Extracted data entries
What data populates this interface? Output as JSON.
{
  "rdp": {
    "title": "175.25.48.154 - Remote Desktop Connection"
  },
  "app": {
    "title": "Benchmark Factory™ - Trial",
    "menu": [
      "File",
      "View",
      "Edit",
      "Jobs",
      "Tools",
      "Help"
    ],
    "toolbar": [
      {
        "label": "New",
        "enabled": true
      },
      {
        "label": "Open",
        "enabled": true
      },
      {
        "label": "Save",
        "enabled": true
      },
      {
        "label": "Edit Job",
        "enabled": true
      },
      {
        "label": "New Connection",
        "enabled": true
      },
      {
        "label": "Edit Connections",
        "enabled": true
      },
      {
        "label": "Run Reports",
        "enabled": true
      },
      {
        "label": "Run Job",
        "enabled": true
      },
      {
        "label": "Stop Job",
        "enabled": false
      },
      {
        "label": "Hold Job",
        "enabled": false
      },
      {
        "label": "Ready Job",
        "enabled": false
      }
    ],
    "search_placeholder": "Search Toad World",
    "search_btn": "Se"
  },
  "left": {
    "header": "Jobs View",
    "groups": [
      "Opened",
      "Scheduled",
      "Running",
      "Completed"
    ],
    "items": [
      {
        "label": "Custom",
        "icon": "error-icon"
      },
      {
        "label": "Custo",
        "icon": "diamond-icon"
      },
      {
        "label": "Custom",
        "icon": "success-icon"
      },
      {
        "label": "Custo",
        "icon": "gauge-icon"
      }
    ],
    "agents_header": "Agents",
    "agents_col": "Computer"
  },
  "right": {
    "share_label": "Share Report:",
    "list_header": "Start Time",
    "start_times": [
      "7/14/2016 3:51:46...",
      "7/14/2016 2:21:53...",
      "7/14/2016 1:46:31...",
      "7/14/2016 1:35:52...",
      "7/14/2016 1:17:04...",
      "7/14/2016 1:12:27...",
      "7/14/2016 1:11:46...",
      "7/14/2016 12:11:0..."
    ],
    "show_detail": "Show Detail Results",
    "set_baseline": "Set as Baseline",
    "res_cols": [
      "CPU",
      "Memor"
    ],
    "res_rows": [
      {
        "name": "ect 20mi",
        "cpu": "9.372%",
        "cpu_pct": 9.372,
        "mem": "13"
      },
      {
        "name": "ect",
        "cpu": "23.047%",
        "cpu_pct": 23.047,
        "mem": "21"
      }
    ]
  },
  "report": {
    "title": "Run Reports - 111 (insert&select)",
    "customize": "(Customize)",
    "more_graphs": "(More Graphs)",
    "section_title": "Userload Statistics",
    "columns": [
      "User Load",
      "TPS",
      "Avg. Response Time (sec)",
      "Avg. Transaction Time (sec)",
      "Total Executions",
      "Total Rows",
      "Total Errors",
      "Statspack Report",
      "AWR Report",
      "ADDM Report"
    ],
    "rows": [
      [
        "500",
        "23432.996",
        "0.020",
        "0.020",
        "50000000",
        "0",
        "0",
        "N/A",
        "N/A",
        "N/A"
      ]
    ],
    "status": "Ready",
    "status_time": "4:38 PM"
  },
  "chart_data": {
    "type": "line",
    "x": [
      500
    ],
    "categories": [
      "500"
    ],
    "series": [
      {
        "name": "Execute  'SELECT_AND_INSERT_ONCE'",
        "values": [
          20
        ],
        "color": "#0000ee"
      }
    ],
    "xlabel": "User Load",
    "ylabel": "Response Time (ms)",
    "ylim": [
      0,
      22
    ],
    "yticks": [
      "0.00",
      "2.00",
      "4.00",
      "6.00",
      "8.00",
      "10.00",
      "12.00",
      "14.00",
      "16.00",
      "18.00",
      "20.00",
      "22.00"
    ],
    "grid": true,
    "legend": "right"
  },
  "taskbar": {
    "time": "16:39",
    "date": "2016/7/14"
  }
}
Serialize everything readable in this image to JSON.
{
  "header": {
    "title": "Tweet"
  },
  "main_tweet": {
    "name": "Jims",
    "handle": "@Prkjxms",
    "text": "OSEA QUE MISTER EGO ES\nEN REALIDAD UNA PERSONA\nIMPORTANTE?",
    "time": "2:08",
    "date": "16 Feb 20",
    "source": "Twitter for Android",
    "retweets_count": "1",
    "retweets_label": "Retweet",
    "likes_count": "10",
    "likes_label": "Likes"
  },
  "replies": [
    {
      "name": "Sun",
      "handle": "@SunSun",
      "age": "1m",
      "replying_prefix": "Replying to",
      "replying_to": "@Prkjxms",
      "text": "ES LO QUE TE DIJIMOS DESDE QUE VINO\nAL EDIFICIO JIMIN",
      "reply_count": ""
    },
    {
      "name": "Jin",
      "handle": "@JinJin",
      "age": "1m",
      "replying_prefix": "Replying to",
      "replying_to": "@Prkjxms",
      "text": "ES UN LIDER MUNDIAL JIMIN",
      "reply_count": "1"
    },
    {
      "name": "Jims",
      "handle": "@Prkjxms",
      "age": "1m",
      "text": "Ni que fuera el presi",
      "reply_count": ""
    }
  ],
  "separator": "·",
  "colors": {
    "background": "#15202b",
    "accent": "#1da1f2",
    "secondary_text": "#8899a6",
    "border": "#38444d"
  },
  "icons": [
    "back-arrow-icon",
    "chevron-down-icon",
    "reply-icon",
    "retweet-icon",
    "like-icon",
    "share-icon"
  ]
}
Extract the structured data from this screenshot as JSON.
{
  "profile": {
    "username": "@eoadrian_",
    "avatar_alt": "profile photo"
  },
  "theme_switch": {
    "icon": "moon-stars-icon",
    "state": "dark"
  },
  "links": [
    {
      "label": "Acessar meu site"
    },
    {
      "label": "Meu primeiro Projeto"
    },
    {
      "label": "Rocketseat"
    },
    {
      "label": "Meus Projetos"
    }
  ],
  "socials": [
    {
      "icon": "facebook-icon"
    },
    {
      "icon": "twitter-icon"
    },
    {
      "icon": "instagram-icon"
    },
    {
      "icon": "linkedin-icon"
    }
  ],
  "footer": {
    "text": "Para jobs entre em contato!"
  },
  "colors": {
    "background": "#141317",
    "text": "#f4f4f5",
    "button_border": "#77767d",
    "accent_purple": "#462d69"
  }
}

INSTRUCTIONS TO FOLLOW → Return the entries above exactly, each one complete.

RESULT OF THIS TASK →
What data populates this interface? Output as JSON.
{
  "rdp": {
    "title": "175.25.48.154 - Remote Desktop Connection"
  },
  "app": {
    "title": "Benchmark Factory™ - Trial",
    "menu": [
      "File",
      "View",
      "Edit",
      "Jobs",
      "Tools",
      "Help"
    ],
    "toolbar": [
      {
        "label": "New",
        "enabled": true
      },
      {
        "label": "Open",
        "enabled": true
      },
      {
        "label": "Save",
        "enabled": true
      },
      {
        "label": "Edit Job",
        "enabled": true
      },
      {
        "label": "New Connection",
        "enabled": true
      },
      {
        "label": "Edit Connections",
        "enabled": true
      },
      {
        "label": "Run Reports",
        "enabled": true
      },
      {
        "label": "Run Job",
        "enabled": true
      },
      {
        "label": "Stop Job",
        "enabled": false
      },
      {
        "label": "Hold Job",
        "enabled": false
      },
      {
        "label": "Ready Job",
        "enabled": false
      }
    ],
    "search_placeholder": "Search Toad World",
    "search_btn": "Se"
  },
  "left": {
    "header": "Jobs View",
    "groups": [
      "Opened",
      "Scheduled",
      "Running",
      "Completed"
    ],
    "items": [
      {
        "label": "Custom",
        "icon": "error-icon"
      },
      {
        "label": "Custo",
        "icon": "diamond-icon"
      },
      {
        "label": "Custom",
        "icon": "success-icon"
      },
      {
        "label": "Custo",
        "icon": "gauge-icon"
      }
    ],
    "agents_header": "Agents",
    "agents_col": "Computer"
  },
  "right": {
    "share_label": "Share Report:",
    "list_header": "Start Time",
    "start_times": [
      "7/14/2016 3:51:46...",
      "7/14/2016 2:21:53...",
      "7/14/2016 1:46:31...",
      "7/14/2016 1:35:52...",
      "7/14/2016 1:17:04...",
      "7/14/2016 1:12:27...",
      "7/14/2016 1:11:46...",
      "7/14/2016 12:11:0..."
    ],
    "show_detail": "Show Detail Results",
    "set_baseline": "Set as Baseline",
    "res_cols": [
      "CPU",
      "Memor"
    ],
    "res_rows": [
      {
        "name": "ect 20mi",
        "cpu": "9.372%",
        "cpu_pct": 9.372,
        "mem": "13"
      },
      {
        "name": "ect",
        "cpu": "23.047%",
        "cpu_pct": 23.047,
        "mem": "21"
      }
    ]
  },
  "report": {
    "title": "Run Reports - 111 (insert&select)",
    "customize": "(Customize)",
    "more_graphs": "(More Graphs)",
    "section_title": "Userload Statistics",
    "columns": [
      "User Load",
      "TPS",
      "Avg. Response Time (sec)",
      "Avg. Transaction Time (sec)",
      "Total Executions",
      "Total Rows",
      "Total Errors",
      "Statspack Report",
      "AWR Report",
      "ADDM Report"
    ],
    "rows": [
      [
        "500",
        "23432.996",
        "0.020",
        "0.020",
        "50000000",
        "0",
        "0",
        "N/A",
        "N/A",
        "N/A"
      ]
    ],
    "status": "Ready",
    "status_time": "4:38 PM"
  },
  "chart_data": {
    "type": "line",
    "x": [
      500
    ],
    "categories": [
      "500"
    ],
    "series": [
      {
        "name": "Execute  'SELECT_AND_INSERT_ONCE'",
        "values": [
          20
        ],
        "color": "#0000ee"
      }
    ],
    "xlabel": "User Load",
    "ylabel": "Response Time (ms)",
    "ylim": [
      0,
      22
    ],
    "yticks": [
      "0.00",
      "2.00",
      "4.00",
      "6.00",
      "8.00",
      "10.00",
      "12.00",
      "14.00",
      "16.00",
      "18.00",
      "20.00",
      "22.00"
    ],
    "grid": true,
    "legend": "right"
  },
  "taskbar": {
    "time": "16:39",
    "date": "2016/7/14"
  }
}
Serialize everything readable in this image to JSON.
{
  "header": {
    "title": "Tweet"
  },
  "main_tweet": {
    "name": "Jims",
    "handle": "@Prkjxms",
    "text": "OSEA QUE MISTER EGO ES\nEN REALIDAD UNA PERSONA\nIMPORTANTE?",
    "time": "2:08",
    "date": "16 Feb 20",
    "source": "Twitter for Android",
    "retweets_count": "1",
    "retweets_label": "Retweet",
    "likes_count": "10",
    "likes_label": "Likes"
  },
  "replies": [
    {
      "name": "Sun",
      "handle": "@SunSun",
      "age": "1m",
      "replying_prefix": "Replying to",
      "replying_to": "@Prkjxms",
      "text": "ES LO QUE TE DIJIMOS DESDE QUE VINO\nAL EDIFICIO JIMIN",
      "reply_count": ""
    },
    {
      "name": "Jin",
      "handle": "@JinJin",
      "age": "1m",
      "replying_prefix": "Replying to",
      "replying_to": "@Prkjxms",
      "text": "ES UN LIDER MUNDIAL JIMIN",
      "reply_count": "1"
    },
    {
      "name": "Jims",
      "handle": "@Prkjxms",
      "age": "1m",
      "text": "Ni que fuera el presi",
      "reply_count": ""
    }
  ],
  "separator": "·",
  "colors": {
    "background": "#15202b",
    "accent": "#1da1f2",
    "secondary_text": "#8899a6",
    "border": "#38444d"
  },
  "icons": [
    "back-arrow-icon",
    "chevron-down-icon",
    "reply-icon",
    "retweet-icon",
    "like-icon",
    "share-icon"
  ]
}
Extract the structured data from this screenshot as JSON.
{
  "profile": {
    "username": "@eoadrian_",
    "avatar_alt": "profile photo"
  },
  "theme_switch": {
    "icon": "moon-stars-icon",
    "state": "dark"
  },
  "links": [
    {
      "label": "Acessar meu site"
    },
    {
      "label": "Meu primeiro Projeto"
    },
    {
      "label": "Rocketseat"
    },
    {
      "label": "Meus Projetos"
    }
  ],
  "socials": [
    {
      "icon": "facebook-icon"
    },
    {
      "icon": "twitter-icon"
    },
    {
      "icon": "instagram-icon"
    },
    {
      "icon": "linkedin-icon"
    }
  ],
  "footer": {
    "text": "Para jobs entre em contato!"
  },
  "colors": {
    "background": "#141317",
    "text": "#f4f4f5",
    "button_border": "#77767d",
    "accent_purple": "#462d69"
  }
}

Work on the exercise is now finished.